§ **O que fazer**
Por favor, transcreva do trecho sobre os caminhos do gado no Maranhão tudo desde "Daí a necessidade" até "cidade de Esperantinópolis.", sem alterar nenhuma palavra.

§ **Trecho do texto**
Os caminhos do gado, vindos do Nordeste e atravessando o rio Parnaíba, em terras do Maranhão, deram povoações, cidades, Passagem Franca, Colinas,Tuntum... E, enfim, à margem do rio Mearim, no seu curso médio, povoados de Axixá, Angelim, São Joaquim, caminhos de antigos vaqueiros e seus descendentes não mais tangendo a vaca mas a ouvir-lhe o chocalho saudoso e a calçar-lhes os pés com o couro de suas alpercatas.
E com a vocação ousadia do retirante, a ver, amar, possuir.
O rio Mearim, no final do Século XIX, abria ao sertão maranhense entrada à economia da produção algodoeira alimentadora do sonho empolgação de se fazer de São Luís do Maranhão uma cidade industrial, ainda mais quando a abolição da escravatura tirou de suas elites agrárias o trabalho servil. E a fabricação de tecidos estava à frente dos empreendimentos.
Daí a necessidade de se abrir mais roças e roças de algodão, utilizar os rios como vias de transporte, implantar usinas de beneficiamento do algodão para que a produção da fibra resultante do descaroçamento diminuísse o peso das sementes que ficariam para novas plantações.
Então, a usina de Angelim, da empresa barracordense Manoel José Salomão, ponto de onde nasceu o sonho a ser minha cidade de Esperantinópolis.

§ **Trechos de dados**
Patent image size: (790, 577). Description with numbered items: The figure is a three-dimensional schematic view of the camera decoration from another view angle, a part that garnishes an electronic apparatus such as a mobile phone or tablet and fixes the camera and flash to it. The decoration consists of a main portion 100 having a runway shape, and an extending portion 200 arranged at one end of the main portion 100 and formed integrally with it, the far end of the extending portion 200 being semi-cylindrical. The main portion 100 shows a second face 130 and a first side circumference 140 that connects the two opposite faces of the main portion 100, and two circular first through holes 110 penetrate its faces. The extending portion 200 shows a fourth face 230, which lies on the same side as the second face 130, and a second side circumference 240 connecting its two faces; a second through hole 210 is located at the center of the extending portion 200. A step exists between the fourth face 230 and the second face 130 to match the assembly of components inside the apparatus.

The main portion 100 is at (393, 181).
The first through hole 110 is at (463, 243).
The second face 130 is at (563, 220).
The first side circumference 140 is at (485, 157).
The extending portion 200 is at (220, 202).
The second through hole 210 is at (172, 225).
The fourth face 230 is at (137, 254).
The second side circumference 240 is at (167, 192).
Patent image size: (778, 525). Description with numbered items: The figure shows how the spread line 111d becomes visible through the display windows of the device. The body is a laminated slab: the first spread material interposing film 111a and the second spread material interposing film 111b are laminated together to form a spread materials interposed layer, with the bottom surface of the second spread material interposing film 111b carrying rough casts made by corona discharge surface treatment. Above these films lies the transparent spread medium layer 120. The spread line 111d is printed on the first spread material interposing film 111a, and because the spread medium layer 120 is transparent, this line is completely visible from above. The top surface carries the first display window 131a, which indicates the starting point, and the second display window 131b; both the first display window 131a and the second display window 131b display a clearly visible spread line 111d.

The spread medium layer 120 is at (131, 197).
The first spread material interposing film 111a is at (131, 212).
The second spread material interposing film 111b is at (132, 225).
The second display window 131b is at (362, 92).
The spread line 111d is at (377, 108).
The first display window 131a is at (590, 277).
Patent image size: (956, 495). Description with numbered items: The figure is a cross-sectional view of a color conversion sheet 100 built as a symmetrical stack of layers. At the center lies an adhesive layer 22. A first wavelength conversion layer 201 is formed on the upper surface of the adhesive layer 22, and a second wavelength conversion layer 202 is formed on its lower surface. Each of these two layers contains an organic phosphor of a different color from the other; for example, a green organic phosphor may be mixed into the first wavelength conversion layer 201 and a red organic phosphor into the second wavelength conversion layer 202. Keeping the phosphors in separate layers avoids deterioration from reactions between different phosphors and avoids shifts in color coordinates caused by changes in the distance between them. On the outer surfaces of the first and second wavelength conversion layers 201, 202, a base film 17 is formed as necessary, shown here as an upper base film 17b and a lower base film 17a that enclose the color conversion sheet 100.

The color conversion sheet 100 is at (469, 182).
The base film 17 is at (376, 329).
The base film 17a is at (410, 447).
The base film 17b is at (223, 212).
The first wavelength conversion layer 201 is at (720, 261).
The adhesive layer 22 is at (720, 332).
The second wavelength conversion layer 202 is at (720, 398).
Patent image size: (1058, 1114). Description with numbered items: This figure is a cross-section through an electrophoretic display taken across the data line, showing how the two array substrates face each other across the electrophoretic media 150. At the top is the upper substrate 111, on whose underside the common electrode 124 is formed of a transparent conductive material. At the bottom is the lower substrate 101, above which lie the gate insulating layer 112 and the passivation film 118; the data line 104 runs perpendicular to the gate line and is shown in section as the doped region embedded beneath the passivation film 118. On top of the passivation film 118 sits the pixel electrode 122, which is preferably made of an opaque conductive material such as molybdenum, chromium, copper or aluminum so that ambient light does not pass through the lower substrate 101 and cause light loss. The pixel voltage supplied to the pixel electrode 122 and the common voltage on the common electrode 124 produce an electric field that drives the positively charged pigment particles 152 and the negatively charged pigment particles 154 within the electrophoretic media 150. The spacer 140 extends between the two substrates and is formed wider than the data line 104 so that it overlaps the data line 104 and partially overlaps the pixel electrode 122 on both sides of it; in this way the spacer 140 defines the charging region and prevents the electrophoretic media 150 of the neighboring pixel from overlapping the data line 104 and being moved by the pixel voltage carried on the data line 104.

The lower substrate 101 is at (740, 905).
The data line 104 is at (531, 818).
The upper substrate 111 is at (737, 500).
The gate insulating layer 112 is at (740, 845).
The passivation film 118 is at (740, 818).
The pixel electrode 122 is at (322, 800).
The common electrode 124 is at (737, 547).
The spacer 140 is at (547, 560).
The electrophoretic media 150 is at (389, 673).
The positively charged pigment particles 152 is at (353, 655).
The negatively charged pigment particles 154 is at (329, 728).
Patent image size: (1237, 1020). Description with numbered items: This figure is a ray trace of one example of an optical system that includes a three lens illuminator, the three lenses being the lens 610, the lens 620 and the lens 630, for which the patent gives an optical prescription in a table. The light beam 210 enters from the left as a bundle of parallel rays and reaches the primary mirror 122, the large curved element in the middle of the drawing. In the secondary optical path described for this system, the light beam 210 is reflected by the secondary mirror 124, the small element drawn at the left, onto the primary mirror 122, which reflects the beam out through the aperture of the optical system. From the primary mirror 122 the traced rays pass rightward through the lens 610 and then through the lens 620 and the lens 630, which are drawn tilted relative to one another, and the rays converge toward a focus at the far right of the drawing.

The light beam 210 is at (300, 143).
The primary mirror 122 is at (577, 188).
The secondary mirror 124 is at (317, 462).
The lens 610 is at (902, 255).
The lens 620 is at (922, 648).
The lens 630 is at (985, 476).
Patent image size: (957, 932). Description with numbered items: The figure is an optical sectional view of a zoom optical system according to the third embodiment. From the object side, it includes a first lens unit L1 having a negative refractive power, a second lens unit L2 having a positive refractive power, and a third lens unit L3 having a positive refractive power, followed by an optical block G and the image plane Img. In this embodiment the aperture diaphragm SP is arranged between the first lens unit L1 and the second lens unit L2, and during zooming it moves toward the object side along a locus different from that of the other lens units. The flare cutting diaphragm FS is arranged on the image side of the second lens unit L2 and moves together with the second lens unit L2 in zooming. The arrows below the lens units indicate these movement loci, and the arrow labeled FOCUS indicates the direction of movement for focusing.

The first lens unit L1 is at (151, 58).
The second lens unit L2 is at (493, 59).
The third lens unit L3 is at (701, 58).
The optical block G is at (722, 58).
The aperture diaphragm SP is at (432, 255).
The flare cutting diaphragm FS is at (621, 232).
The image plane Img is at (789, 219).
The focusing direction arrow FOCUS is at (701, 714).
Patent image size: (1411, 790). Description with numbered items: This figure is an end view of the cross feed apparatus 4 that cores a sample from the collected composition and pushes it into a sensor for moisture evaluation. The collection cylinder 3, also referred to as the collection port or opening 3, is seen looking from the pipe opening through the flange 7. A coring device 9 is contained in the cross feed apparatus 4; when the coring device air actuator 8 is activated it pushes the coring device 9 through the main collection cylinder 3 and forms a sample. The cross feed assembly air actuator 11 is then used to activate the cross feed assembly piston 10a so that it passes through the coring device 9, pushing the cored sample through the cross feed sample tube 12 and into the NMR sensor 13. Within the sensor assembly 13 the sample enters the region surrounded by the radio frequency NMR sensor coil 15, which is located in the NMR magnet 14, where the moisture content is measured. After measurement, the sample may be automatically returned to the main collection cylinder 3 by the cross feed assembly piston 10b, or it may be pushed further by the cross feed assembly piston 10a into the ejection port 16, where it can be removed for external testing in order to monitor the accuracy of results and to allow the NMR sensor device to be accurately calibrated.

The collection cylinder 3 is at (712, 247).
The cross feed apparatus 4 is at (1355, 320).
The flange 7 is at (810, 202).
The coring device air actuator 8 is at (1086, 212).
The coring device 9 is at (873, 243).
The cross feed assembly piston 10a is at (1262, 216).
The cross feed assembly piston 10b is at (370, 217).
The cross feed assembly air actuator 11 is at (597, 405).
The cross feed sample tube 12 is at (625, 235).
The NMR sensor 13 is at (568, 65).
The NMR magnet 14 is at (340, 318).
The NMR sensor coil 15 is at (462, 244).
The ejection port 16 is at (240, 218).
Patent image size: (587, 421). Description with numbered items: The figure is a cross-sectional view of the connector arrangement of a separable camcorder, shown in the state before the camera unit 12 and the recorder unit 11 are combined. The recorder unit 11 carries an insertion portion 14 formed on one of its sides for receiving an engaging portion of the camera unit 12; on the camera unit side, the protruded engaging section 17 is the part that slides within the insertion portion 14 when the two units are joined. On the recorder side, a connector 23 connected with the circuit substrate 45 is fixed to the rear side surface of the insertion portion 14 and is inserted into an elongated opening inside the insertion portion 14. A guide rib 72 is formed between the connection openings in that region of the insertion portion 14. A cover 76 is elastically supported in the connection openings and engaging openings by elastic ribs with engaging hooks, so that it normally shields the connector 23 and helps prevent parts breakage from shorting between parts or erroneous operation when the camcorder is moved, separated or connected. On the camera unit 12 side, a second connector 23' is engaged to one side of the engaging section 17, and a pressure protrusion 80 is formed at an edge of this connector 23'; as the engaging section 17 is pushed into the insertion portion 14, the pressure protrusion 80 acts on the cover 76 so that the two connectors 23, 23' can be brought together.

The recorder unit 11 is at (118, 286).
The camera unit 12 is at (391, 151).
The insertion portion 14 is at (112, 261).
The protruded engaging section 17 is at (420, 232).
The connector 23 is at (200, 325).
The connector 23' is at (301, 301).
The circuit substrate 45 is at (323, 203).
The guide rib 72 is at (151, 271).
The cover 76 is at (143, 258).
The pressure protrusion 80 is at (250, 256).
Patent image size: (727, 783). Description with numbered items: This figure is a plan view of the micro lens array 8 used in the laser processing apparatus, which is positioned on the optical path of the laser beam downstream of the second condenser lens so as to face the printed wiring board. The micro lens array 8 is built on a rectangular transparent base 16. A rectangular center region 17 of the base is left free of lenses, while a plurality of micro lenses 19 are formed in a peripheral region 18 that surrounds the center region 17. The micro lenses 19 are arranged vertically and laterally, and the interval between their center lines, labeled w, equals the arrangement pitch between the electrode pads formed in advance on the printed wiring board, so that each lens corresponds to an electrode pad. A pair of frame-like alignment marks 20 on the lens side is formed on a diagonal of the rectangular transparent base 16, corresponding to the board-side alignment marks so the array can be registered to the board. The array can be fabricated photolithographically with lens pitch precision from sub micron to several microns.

§ **Resultado da tarefa**
Daí a necessidade de se abrir mais roças e roças de algodão, utilizar os rios como vias de transporte, implantar usinas de beneficiamento do algodão para que a produção da fibra resultante do descaroçamento diminuísse o peso das sementes que ficariam para novas plantações.
Então, a usina de Angelim, da empresa barracordense Manoel José Salomão, ponto de onde nasceu o sonho a ser minha cidade de Esperantinópolis.